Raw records
_ _ _

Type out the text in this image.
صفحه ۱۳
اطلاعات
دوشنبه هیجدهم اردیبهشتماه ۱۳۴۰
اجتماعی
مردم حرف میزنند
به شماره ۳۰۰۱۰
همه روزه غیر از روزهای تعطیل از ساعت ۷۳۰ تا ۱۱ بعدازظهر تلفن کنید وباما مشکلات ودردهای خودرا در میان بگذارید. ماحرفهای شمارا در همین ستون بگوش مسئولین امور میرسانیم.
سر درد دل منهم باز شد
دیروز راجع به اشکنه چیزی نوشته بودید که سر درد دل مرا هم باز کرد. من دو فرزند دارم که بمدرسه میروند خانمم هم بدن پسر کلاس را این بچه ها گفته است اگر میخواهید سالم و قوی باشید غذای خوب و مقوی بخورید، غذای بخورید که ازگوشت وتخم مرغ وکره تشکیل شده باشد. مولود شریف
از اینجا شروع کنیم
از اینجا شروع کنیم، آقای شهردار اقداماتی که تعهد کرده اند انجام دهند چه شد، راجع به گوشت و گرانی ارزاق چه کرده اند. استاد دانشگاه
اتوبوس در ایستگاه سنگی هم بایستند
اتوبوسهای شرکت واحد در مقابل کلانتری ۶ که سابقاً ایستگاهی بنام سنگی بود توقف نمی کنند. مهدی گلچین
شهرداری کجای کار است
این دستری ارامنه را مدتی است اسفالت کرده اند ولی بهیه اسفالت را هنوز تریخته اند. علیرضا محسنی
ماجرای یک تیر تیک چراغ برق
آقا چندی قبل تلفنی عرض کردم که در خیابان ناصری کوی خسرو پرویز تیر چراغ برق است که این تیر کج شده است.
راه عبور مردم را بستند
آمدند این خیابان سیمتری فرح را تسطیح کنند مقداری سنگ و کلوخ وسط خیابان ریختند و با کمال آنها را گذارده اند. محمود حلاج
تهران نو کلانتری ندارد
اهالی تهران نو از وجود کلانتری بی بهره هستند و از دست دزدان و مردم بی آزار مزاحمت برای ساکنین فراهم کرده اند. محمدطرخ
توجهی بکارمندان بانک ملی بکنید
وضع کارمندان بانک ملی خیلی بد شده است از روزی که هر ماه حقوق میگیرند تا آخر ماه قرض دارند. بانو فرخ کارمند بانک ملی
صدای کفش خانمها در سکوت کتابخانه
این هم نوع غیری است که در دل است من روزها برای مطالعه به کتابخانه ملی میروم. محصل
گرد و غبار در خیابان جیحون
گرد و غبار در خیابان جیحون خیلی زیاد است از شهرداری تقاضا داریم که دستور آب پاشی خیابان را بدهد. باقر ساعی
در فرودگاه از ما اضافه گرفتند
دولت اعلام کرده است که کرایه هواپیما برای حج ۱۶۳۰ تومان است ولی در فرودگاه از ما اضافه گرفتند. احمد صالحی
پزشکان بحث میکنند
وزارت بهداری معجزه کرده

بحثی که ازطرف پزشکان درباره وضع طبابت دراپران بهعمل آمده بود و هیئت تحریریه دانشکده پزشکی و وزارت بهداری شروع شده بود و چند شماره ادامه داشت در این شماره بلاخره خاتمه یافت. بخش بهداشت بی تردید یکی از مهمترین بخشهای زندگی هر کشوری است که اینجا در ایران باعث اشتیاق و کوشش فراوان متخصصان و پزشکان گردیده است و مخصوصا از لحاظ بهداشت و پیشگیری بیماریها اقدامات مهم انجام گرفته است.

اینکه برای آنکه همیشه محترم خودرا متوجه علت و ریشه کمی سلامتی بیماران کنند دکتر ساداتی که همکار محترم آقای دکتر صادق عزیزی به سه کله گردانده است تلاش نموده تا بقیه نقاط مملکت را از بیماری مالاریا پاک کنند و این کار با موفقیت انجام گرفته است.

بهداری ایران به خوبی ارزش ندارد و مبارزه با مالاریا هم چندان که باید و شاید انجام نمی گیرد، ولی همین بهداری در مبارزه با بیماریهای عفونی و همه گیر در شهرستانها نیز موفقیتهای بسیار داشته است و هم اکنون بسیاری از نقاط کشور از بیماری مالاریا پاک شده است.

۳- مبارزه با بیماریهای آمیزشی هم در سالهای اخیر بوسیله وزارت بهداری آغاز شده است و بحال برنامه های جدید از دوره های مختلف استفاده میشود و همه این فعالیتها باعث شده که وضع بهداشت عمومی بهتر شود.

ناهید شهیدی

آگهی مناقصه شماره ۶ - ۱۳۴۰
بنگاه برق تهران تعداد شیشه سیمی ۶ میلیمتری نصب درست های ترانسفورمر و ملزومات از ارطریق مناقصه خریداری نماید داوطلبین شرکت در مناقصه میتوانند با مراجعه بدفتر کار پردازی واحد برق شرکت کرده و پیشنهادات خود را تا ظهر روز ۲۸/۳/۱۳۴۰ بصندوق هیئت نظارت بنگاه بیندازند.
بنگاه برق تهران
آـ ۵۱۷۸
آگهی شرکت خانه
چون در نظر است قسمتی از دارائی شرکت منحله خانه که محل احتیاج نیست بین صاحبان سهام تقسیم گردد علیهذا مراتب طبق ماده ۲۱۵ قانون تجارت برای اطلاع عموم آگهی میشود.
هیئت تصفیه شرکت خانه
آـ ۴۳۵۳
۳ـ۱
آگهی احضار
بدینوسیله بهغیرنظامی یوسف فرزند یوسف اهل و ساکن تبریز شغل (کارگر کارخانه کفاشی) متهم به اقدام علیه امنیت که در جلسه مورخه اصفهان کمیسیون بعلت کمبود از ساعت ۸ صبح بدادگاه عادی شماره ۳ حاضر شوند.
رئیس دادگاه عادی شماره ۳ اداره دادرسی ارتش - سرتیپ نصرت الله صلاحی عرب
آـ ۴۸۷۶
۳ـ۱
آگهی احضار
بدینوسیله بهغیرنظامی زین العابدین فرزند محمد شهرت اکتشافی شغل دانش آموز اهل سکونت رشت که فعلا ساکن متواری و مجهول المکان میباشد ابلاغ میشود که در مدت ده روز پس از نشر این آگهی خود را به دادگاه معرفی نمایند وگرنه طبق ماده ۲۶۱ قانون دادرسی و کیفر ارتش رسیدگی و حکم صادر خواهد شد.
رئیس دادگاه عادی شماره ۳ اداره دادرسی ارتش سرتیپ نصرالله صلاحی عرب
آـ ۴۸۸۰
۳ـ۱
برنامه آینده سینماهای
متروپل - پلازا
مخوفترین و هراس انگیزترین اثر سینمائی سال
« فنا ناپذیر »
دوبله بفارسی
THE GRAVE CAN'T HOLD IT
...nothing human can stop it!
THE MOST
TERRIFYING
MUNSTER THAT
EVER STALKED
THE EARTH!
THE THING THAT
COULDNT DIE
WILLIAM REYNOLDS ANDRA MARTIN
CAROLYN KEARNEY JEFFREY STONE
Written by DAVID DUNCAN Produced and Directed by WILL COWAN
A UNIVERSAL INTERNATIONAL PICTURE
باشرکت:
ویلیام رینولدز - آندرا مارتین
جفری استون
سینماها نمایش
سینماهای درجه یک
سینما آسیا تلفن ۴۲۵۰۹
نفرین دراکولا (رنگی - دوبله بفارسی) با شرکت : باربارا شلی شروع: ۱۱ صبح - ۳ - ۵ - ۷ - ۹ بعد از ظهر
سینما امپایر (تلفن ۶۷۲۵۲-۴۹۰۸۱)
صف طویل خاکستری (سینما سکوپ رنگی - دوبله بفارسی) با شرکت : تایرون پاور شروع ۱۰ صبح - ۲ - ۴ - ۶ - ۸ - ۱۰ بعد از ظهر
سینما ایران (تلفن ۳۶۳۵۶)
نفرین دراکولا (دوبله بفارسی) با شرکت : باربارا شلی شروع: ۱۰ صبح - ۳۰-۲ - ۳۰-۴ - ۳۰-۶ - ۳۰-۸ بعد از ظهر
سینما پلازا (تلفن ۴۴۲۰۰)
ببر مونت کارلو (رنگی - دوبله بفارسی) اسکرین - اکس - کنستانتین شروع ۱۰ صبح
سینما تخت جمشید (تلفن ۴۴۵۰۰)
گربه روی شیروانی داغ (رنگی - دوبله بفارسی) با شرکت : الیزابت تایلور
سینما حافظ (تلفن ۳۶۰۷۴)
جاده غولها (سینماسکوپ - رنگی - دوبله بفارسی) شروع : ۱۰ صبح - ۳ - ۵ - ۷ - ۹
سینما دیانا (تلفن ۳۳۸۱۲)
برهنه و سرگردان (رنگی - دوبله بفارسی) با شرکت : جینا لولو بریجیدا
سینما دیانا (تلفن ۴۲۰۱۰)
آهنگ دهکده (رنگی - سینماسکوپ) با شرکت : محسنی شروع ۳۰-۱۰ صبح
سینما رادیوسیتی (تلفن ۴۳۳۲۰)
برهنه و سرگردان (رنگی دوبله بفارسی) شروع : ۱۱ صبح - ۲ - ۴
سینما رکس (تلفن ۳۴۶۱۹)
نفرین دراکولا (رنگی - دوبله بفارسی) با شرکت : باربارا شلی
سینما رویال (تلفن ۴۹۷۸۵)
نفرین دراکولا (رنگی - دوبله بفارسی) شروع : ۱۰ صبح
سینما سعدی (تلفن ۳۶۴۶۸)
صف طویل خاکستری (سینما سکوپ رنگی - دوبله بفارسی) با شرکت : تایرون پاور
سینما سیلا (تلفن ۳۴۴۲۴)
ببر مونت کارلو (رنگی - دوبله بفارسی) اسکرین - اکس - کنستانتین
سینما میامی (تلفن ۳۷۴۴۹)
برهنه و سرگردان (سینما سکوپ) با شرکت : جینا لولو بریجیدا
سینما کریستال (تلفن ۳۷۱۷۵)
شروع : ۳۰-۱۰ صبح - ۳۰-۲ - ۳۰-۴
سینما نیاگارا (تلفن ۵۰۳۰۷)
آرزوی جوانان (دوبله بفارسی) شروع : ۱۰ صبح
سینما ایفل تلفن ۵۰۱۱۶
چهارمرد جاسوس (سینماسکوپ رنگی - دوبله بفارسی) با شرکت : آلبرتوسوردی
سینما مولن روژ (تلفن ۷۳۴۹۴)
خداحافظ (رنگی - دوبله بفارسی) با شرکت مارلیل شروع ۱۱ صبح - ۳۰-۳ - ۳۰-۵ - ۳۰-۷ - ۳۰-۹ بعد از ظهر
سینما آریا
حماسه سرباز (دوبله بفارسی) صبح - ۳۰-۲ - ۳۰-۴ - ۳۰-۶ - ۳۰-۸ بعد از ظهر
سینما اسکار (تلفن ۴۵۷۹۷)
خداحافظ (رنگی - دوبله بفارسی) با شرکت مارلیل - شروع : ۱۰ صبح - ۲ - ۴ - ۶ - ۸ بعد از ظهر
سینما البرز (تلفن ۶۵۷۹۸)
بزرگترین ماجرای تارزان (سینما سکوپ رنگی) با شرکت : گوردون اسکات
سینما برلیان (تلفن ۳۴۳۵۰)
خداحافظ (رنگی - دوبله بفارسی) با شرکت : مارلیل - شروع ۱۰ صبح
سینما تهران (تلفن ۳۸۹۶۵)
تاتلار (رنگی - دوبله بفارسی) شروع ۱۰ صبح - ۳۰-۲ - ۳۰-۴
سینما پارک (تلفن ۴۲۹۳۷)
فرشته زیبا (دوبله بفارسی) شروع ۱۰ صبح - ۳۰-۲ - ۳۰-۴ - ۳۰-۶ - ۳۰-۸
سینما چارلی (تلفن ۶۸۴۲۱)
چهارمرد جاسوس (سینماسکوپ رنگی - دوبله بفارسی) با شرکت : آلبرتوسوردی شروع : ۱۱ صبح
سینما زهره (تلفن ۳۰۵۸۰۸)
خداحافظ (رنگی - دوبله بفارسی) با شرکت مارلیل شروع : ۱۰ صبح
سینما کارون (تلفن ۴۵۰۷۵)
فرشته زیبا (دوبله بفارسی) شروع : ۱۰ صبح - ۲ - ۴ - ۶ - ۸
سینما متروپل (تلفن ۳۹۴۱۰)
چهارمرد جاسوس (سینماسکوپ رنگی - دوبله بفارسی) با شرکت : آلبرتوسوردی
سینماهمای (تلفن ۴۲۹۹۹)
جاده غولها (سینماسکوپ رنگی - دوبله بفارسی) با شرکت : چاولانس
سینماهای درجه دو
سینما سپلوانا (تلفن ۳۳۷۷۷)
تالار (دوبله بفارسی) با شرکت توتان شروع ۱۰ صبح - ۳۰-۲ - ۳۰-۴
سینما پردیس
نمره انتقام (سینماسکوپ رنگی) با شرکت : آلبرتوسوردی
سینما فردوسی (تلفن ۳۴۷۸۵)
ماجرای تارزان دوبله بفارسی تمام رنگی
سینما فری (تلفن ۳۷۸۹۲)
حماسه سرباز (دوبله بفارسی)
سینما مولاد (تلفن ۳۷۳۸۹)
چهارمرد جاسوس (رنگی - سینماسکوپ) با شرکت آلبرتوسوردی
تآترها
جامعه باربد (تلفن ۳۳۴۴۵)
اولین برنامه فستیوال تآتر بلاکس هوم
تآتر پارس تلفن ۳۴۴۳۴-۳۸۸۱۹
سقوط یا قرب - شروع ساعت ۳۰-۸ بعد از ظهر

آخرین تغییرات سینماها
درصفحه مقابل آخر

_ _ _

◆ EXERCISE TASK
List every line above that holds the word "دیانا".

◆ WRITTEN RESPONSE
سینما دیانا (تلفن ۳۳۸۱۲)
سینما دیانا (تلفن ۴۲۰۱۰)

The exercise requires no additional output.